While Minecraft and Mario may be engaging games to play on a screen, the investment in these games is unlikely to grow real food, build real buildings, or earn real money. What video and computer games can provide is a leisurely activity to enjoy. Having a fun activity to do in our leisure time is but one of so many things we can use our screen-time for. Here are some other reasons we may want to engage in screen-time:

Communicate with others

Help us learn a skill

Help us build or fix something

Gain understanding on just about any topic in the world

Gain insights into a problem or challenge we are dealing with

Find things that inspire and uplift us

Prepare for a trip

Document a trip or experience

Shop

Earn a living

Start a business

I’m sure you can think of many more things that screen-time can be used for that I did not include here. The point is that there are so many valuable things screen-time can be used for when approached with a specific goal in mind. To help our children learn to use screen-time with purpose, we can ask them what it is they want to accomplish. For example, when our son or daughter comes to us wanting to play a video game, we can help them see that this activity accomplishes having fun in their leisure time, but we can also be clear with them that video games don’t get the house clean, magically complete their homework, or encourage them to eat a healthy diet. With practice, children can come to see screen-time differently than simply a endless supply of entertainment. With coaching and practice, our children can quickly learn that screen-time can help them accomplish so many great things in life when they approach it with a specific goal in mind.

Time Limited

When was the last time you received an assignment at work and were given no deadline for completing the assignment? Or when have any one of your children received a homework assignment with no due date? These scenarios don’t happen very often, if ever. Why is that? Well, without a deadline there’s really no accountability for completing a task or assignment. If something doesn’t have a deadline or time constraint, it’s the same as giving that task or goal zero priority. The task or goal either won’t get done or it will be given a time constraint to ensure it does get accomplished.

[Dataset records]
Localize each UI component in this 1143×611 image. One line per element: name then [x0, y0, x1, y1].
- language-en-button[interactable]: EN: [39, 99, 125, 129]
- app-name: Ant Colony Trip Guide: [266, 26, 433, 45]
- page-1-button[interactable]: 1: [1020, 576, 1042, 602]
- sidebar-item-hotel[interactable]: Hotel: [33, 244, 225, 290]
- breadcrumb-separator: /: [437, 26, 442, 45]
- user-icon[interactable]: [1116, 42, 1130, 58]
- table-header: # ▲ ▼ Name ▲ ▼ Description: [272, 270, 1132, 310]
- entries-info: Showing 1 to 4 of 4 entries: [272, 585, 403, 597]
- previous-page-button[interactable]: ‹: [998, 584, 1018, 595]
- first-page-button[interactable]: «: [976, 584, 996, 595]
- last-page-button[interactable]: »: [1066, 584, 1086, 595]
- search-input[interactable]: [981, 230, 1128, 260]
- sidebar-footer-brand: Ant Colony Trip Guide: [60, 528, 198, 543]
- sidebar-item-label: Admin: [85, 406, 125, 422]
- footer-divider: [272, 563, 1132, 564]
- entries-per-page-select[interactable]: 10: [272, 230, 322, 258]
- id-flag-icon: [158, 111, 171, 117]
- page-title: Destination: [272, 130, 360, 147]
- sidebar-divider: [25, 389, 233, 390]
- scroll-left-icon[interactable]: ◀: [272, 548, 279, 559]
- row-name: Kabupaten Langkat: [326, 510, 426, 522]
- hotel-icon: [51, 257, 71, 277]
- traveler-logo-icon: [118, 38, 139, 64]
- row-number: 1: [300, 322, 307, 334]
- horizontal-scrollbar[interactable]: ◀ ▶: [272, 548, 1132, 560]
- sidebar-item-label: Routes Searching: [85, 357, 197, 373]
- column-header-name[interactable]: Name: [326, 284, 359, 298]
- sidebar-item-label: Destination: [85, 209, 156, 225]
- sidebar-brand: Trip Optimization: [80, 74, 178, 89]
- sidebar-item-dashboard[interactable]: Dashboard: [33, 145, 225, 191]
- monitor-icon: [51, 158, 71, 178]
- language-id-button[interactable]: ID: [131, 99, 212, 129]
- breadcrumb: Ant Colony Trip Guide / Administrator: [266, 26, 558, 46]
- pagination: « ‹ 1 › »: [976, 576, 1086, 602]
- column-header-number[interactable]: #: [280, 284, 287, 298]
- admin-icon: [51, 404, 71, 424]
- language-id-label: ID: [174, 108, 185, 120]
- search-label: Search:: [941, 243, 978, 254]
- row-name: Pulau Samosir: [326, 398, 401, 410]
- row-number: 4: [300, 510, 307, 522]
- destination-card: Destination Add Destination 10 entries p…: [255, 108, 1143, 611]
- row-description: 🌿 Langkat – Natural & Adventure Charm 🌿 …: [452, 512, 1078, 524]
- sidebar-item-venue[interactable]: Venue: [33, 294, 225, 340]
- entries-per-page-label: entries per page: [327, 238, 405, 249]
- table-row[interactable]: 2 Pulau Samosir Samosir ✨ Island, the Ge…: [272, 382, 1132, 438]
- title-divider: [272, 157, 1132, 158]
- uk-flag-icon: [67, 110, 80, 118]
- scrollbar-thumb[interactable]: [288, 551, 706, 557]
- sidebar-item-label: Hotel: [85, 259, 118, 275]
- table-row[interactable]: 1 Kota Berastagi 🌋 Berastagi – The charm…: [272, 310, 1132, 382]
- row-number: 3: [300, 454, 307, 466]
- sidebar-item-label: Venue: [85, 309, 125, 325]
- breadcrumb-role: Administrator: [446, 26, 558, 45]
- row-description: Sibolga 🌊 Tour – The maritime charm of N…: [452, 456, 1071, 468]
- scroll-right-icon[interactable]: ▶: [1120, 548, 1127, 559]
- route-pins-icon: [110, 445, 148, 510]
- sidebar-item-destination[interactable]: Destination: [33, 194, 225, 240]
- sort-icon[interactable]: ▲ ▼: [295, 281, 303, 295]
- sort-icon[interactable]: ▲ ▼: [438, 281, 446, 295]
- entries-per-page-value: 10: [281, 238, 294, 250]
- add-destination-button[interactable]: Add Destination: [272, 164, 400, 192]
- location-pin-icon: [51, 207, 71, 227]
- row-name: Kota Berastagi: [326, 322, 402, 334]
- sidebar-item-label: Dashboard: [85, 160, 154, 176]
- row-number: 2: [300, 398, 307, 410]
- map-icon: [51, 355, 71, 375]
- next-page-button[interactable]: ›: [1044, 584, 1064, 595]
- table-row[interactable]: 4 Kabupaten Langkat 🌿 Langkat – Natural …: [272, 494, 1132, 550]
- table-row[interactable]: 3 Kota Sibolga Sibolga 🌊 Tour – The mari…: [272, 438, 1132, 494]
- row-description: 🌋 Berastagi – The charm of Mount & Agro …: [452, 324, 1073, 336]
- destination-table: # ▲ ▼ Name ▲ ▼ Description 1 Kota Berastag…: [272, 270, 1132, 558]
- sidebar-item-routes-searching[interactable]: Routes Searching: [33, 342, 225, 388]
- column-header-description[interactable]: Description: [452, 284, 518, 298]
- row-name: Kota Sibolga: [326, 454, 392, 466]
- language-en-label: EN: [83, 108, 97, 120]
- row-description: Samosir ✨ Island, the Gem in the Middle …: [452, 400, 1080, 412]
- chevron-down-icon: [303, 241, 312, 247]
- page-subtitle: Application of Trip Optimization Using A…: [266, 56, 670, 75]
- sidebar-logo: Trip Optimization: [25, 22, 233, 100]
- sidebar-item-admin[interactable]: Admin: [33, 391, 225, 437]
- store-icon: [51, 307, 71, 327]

[COMPLETE THE FOLLOWING]
1 - Retype the dataset records from their first line through the line containing "- previous-page-button[interactable]: ‹: [998, 584, 1018, 595]", both included.
2 - Extend the piece on children's screen-time, picking up after its final sentence.

[TASK-BY-TASK OUTPUTS]
1 -
Localize each UI component in this 1143×611 image. One line per element: name then [x0, y0, x1, y1].
- language-en-button[interactable]: EN: [39, 99, 125, 129]
- app-name: Ant Colony Trip Guide: [266, 26, 433, 45]
- page-1-button[interactable]: 1: [1020, 576, 1042, 602]
- sidebar-item-hotel[interactable]: Hotel: [33, 244, 225, 290]
- breadcrumb-separator: /: [437, 26, 442, 45]
- user-icon[interactable]: [1116, 42, 1130, 58]
- table-header: # ▲ ▼ Name ▲ ▼ Description: [272, 270, 1132, 310]
- entries-info: Showing 1 to 4 of 4 entries: [272, 585, 403, 597]
- previous-page-button[interactable]: ‹: [998, 584, 1018, 595]

2 -
When we ourselves, or our children, get on a screen with no clear idea of when we are going to get off and do other things, we are setting ourselves up for compromise in other areas of our lives. Whether it’s sleep, nutrition, exercise, or time spent with family, we are likely to push out valuable things in our life when we don’t have a clear stopping point for our screen-time. Furthermore, when we approach screen-time as a tool to help us accomplish a goal, we naturally have an end point.  In my experience so far, I’ve seen that children respond quickly to clear time limits, especially when they understand why the time limit is in place. Having discussions with our children as to why it’s important to have limits with screen-time will help them look for ways they can grow and progress in other areas of their lives.


Photos from Mt. Timpanogos, Utah

Quote from fearlessmotivation.com

With Purpose

assorted food on brown wooden table

Picture yourself at a Buffet of awesome, amazing food that just makes your mouth water . . . Then imagine that you have three hours before your next appt. If you’re currently on a diet, pretend this is a cheat day without any restrictions. How are the next three hours going to go? The first hour will probably be pretty blissful. The second hour you’ll probably feel sick and the third hour will likely just be eating out of boredom. Now picture your children at that same buffet . . .  How will their next three hours go? If your kids are picky like mine, then their courses for the next three hours are going to be filled with fruit, lemonade, mac and cheese, and any dessert they can get their hands on. To put it plainly, our children aren’t going to fare any better than we are at a buffet without limits. 

When we get on our smart-phones, tablets, TVs, and computers; it’s very much like we are entering an enormous all you can eat buffet. The videos, pictures, games, music, news, and information are truly endless. In like manner, if we don’t have any goal in mind and some clear boundaries for ourselves, we will make ourselves sick gorging on the never-ending buffet of media available to us on our digital screens.

So how do we approach screen-time with purpose and help our children learn this vital skill?

Let’s start with what purposeful screen-time is not:

It’s not a Distraction

Allowing ourselves to be distracted frequently with screens diminishes our ability to engage in meaningful ways with the world around us. If our favorite online games, TV shows, or news headlines perpetually distract us, the time energy and focus we have to spend pursuing meaningful dreams and goals in our lives also decreases. Perpetual distraction will also detract from the quality and depth of our relationships we might otherwise enjoy with our close family members and friends.

It’s not an Escape

Just like the habit of eating unhealthy food as a way to cope with negative emotions can create a big health issue in any one of our lives, allowing our children to use screen-time as a perpetual escape from discomfort also builds a habit that can create big, big problems down the road. Using screen-time to escape or numb out negative emotions or discomfort builds dependency on screen-time. Addiction to stimulating screen-time activities such as video gaming or pornography naturally follow when a habit of using screen-time as an escape is developed.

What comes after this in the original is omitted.